▶ _Given request_:
Go through the material below and report how many lines contain "shape". Give only the number.

Figure data in JSON:
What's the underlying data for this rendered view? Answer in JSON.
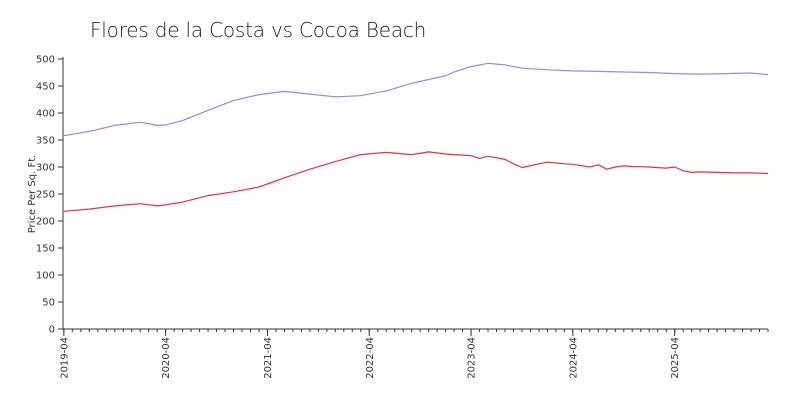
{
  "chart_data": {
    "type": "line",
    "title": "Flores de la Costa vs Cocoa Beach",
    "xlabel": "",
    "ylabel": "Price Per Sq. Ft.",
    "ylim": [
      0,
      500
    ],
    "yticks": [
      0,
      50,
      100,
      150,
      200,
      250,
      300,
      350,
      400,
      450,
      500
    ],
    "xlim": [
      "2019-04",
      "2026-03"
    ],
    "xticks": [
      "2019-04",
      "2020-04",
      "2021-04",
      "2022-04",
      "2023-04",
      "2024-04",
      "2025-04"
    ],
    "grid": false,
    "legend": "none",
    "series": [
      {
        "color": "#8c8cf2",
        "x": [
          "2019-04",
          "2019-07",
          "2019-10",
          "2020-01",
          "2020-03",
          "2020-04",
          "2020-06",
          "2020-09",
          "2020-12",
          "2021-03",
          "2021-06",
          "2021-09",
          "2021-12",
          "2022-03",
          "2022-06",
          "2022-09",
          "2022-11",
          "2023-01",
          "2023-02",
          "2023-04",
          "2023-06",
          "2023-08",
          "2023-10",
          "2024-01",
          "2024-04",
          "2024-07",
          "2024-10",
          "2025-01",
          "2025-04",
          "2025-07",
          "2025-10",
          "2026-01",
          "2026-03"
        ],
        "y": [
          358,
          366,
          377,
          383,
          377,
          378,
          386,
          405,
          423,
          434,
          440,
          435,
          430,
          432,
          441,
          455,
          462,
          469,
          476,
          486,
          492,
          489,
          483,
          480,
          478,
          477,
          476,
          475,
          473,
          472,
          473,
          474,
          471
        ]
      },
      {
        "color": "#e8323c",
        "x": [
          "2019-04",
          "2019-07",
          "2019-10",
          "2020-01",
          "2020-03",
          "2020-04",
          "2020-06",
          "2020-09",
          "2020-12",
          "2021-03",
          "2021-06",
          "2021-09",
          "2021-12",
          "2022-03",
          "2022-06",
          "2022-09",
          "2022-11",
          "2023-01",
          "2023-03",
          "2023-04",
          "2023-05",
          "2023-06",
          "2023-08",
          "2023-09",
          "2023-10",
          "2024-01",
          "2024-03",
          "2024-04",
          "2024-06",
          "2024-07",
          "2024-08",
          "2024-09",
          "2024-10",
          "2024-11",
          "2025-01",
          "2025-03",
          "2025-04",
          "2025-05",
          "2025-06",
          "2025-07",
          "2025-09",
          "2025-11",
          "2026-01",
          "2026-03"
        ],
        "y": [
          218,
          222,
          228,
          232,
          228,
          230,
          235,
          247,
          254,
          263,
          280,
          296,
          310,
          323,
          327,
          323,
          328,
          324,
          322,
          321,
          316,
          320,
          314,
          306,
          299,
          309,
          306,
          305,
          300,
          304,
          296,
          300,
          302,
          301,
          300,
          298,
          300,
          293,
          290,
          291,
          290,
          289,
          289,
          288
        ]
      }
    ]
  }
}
---
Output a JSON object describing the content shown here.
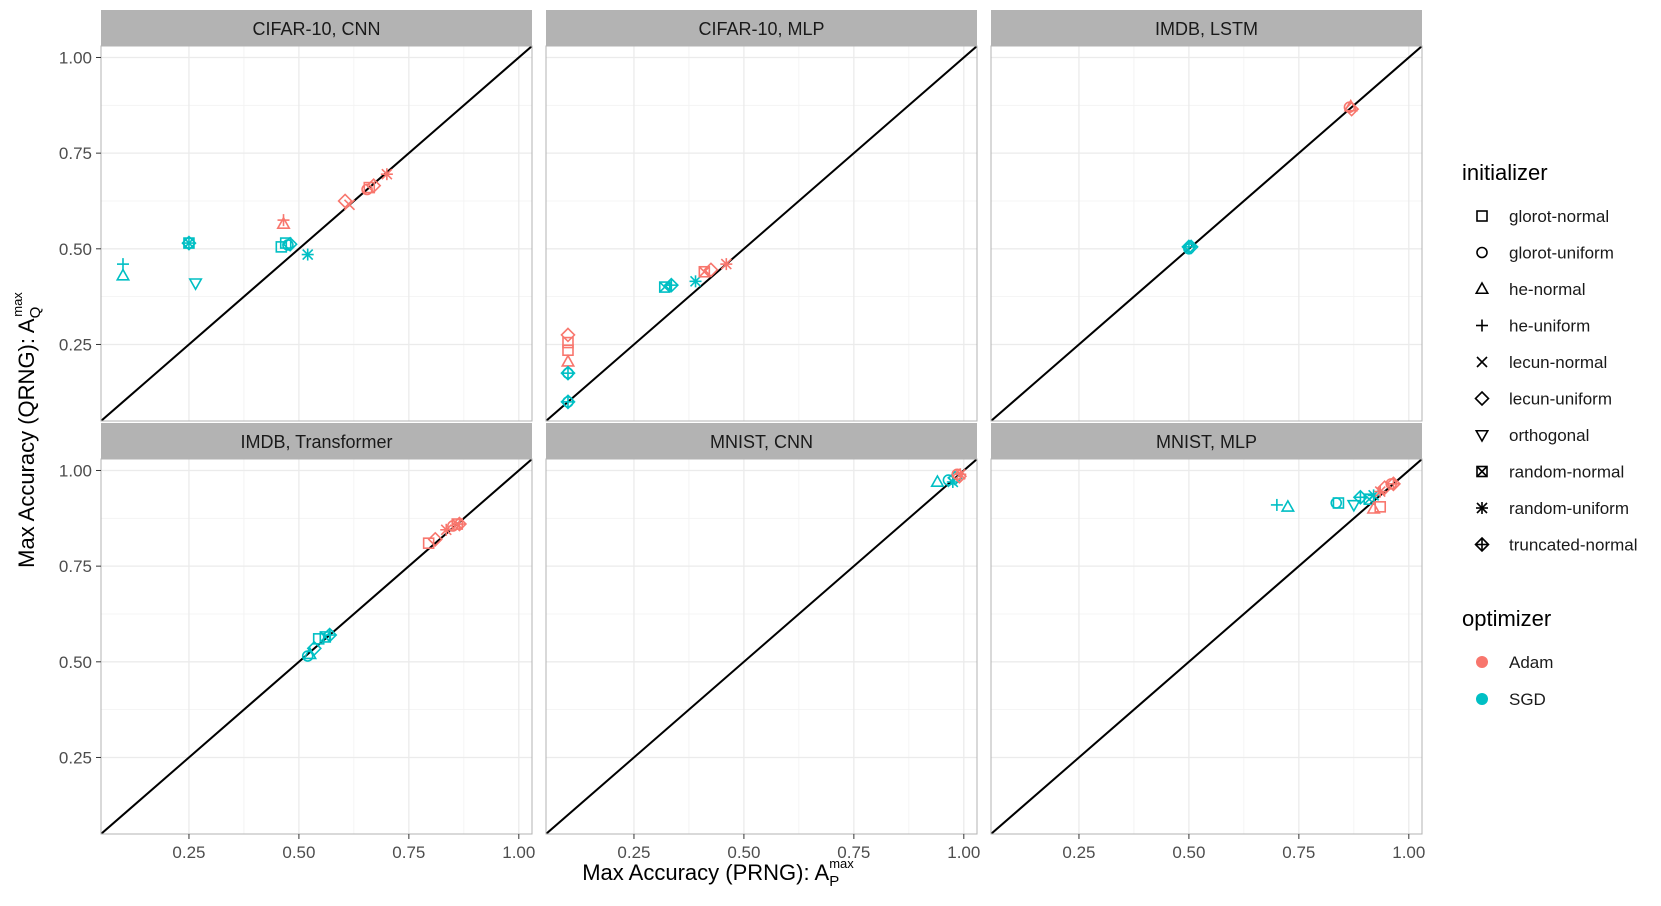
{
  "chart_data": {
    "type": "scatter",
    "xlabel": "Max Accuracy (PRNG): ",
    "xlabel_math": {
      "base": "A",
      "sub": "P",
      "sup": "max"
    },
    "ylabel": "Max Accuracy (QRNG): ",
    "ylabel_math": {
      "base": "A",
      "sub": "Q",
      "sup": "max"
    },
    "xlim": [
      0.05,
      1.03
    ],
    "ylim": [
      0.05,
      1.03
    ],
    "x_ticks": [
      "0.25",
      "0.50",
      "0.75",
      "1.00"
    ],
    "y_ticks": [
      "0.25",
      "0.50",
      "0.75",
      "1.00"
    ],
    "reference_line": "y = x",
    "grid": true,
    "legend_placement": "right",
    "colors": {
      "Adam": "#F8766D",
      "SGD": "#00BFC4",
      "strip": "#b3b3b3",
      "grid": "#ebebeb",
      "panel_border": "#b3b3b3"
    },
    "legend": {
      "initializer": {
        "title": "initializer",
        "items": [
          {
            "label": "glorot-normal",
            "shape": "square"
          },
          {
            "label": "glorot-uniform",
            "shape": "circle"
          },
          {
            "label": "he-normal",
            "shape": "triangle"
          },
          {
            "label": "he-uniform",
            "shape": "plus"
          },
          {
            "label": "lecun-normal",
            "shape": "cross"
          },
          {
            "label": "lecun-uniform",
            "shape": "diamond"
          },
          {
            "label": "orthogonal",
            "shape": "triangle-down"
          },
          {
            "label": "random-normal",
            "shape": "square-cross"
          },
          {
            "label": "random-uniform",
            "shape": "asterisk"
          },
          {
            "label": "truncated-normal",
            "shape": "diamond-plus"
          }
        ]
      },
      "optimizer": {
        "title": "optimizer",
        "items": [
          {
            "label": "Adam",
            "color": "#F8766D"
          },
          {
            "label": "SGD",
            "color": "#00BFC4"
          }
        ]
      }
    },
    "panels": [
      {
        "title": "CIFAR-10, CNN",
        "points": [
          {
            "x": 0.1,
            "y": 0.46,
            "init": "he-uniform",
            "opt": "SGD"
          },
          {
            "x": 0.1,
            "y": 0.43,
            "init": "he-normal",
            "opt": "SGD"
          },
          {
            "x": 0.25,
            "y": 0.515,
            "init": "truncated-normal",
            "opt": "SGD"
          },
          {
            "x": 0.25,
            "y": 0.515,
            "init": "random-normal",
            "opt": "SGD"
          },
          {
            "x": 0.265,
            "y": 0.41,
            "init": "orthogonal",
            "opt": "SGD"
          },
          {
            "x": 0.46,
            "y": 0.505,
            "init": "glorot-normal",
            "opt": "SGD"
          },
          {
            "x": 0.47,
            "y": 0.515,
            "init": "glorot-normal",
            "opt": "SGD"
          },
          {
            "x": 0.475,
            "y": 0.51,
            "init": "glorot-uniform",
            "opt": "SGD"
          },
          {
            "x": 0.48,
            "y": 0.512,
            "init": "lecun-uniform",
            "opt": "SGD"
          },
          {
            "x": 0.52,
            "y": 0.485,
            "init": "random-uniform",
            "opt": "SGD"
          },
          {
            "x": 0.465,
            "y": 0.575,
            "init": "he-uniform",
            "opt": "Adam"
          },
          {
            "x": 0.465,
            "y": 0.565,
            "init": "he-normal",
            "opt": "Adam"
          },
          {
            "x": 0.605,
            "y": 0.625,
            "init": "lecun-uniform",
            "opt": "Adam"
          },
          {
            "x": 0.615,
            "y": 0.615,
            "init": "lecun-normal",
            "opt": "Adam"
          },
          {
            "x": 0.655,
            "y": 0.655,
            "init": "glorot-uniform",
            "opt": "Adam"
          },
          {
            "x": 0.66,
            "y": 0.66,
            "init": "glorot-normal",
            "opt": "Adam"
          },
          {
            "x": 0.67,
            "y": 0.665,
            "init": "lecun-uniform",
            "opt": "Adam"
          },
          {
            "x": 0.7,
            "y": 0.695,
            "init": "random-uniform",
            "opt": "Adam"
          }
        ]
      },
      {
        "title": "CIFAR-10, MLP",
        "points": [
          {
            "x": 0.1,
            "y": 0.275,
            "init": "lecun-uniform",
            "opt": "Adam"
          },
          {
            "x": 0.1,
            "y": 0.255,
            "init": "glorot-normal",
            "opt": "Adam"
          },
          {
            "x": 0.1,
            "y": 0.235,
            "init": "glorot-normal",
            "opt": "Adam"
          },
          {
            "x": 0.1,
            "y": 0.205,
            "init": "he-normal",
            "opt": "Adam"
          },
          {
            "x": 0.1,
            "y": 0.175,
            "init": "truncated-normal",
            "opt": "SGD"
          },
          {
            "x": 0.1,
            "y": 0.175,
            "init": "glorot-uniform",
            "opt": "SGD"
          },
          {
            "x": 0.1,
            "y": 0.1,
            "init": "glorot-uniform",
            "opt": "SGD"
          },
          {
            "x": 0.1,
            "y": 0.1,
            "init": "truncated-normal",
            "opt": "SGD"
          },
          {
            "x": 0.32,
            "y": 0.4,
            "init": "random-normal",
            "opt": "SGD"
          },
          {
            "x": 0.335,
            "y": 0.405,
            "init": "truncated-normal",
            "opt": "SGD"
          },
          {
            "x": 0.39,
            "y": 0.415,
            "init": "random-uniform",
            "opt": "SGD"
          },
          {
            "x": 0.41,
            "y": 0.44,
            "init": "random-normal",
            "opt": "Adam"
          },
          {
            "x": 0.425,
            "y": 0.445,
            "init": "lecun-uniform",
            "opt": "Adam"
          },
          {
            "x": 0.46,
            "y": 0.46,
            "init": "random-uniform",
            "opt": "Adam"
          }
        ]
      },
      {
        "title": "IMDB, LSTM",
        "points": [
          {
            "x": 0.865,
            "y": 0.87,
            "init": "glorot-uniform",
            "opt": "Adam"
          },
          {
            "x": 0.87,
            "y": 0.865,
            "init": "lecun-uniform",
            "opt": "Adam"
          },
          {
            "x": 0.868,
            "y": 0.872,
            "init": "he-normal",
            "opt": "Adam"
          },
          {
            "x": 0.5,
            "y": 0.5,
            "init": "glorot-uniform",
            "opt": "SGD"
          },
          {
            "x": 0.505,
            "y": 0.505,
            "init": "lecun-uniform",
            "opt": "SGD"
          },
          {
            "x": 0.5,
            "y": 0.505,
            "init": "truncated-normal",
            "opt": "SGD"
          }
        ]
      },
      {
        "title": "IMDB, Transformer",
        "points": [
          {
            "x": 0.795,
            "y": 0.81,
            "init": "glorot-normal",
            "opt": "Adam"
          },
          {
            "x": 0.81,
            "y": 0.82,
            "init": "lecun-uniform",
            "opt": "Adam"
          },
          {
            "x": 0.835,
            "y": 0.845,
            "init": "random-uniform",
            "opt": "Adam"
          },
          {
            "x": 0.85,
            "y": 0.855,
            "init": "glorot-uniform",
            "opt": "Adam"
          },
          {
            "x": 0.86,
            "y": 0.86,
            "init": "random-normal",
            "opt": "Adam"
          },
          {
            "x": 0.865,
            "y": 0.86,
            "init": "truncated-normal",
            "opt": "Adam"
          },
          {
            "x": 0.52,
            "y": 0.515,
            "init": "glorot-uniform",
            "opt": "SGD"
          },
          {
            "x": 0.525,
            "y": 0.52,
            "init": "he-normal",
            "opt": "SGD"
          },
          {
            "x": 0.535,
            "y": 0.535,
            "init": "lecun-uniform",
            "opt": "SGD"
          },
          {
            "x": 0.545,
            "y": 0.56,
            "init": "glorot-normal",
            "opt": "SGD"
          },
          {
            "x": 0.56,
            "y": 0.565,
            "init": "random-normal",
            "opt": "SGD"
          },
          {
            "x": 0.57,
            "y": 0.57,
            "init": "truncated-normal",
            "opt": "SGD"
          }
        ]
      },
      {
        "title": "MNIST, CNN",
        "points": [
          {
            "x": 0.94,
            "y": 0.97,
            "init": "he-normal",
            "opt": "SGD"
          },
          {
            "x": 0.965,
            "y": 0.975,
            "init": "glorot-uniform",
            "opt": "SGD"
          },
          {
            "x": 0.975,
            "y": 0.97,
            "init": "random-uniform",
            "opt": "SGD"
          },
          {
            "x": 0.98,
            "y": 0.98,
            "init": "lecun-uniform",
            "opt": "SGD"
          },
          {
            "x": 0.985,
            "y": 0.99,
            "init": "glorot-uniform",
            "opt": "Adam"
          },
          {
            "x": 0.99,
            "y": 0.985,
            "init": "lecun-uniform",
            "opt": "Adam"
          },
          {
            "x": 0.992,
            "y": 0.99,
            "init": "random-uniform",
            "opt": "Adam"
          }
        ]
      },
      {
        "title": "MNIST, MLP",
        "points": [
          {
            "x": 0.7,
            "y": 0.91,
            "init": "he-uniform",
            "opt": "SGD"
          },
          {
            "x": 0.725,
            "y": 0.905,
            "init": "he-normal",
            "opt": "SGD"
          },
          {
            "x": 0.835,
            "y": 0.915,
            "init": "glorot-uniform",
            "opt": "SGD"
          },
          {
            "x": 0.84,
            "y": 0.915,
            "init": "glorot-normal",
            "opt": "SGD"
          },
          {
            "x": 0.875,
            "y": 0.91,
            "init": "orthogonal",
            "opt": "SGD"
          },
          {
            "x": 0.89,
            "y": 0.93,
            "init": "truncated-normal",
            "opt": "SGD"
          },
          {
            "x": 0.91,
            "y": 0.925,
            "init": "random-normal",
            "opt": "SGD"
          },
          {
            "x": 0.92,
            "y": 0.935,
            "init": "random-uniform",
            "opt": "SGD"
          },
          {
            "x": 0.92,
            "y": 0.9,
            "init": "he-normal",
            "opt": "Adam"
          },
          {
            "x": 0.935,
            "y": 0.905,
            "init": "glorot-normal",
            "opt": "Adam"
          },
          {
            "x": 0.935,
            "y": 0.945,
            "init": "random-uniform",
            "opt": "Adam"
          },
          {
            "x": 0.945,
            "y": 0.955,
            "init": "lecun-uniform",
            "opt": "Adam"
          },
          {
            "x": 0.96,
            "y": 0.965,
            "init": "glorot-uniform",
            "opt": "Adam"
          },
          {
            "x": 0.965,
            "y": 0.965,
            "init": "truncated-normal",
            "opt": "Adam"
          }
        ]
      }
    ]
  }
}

▶ _The result_:
10